# To do
Transcribe each of the records below exactly, excluding all pictures.

# Rows
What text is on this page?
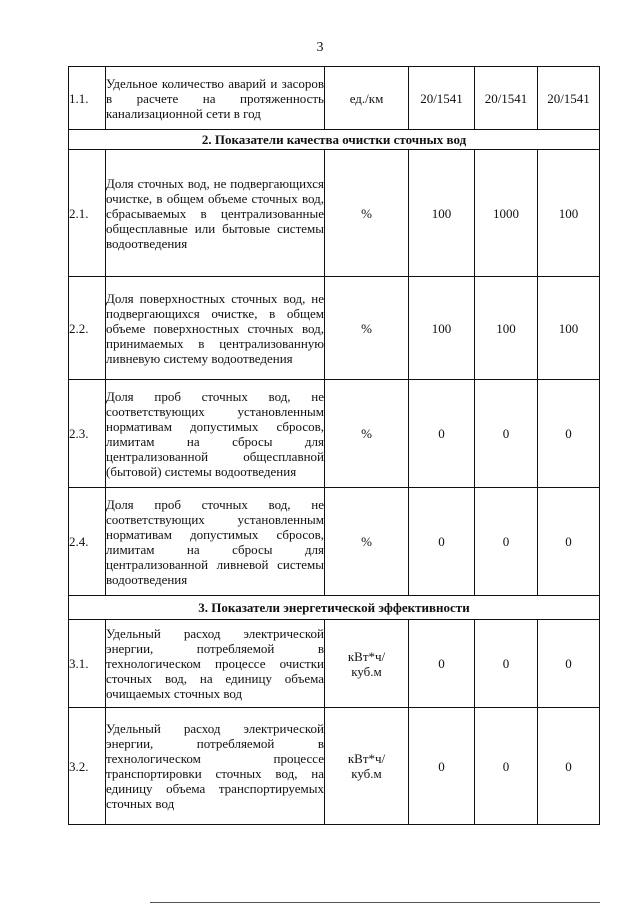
3
1.1.	Удельное количество аварий и засоров в расчете на протяженность канализационной сети в год	ед./км	20/1541	20/1541	20/1541
2. Показатели качества очистки сточных вод					
2.1.	Доля сточных вод, не подвергающихся очистке, в общем объеме сточных вод, сбрасываемых в централизованные общесплавные или бытовые системы водоотведения	%	100	1000	100
2.2.	Доля поверхностных сточных вод, не подвергающихся очистке, в общем объеме поверхностных сточных вод, принимаемых в централизованную ливневую систему водоотведения	%	100	100	100
2.3.	Доля проб сточных вод, не соответствующих установленным нормативам допустимых сбросов, лимитам на сбросы для централизованной общесплавной (бытовой) системы водоотведения	%	0	0	0
2.4.	Доля проб сточных вод, не соответствующих установленным нормативам допустимых сбросов, лимитам на сбросы для централизованной ливневой системы водоотведения	%	0	0	0
3. Показатели энергетической эффективности					
3.1.	Удельный расход электрической энергии, потребляемой в технологическом процессе очистки сточных вод, на единицу объема очищаемых сточных вод	кВт*ч/
куб.м	0	0	0
3.2.	Удельный расход электрической энергии, потребляемой в технологическом процессе транспортировки сточных вод, на единицу объема транспортируемых сточных вод	кВт*ч/
куб.м	0	0	0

# Solution
What text is on this page?
3
1.1.	Удельное количество аварий и засоров в расчете на протяженность канализационной сети в год	ед./км	20/1541	20/1541	20/1541
2. Показатели качества очистки сточных вод					
2.1.	Доля сточных вод, не подвергающихся очистке, в общем объеме сточных вод, сбрасываемых в централизованные общесплавные или бытовые системы водоотведения	%	100	1000	100
2.2.	Доля поверхностных сточных вод, не подвергающихся очистке, в общем объеме поверхностных сточных вод, принимаемых в централизованную ливневую систему водоотведения	%	100	100	100
2.3.	Доля проб сточных вод, не соответствующих установленным нормативам допустимых сбросов, лимитам на сбросы для централизованной общесплавной (бытовой) системы водоотведения	%	0	0	0
2.4.	Доля проб сточных вод, не соответствующих установленным нормативам допустимых сбросов, лимитам на сбросы для централизованной ливневой системы водоотведения	%	0	0	0
3. Показатели энергетической эффективности					
3.1.	Удельный расход электрической энергии, потребляемой в технологическом процессе очистки сточных вод, на единицу объема очищаемых сточных вод	кВт*ч/
куб.м	0	0	0
3.2.	Удельный расход электрической энергии, потребляемой в технологическом процессе транспортировки сточных вод, на единицу объема транспортируемых сточных вод	кВт*ч/
куб.м	0	0	0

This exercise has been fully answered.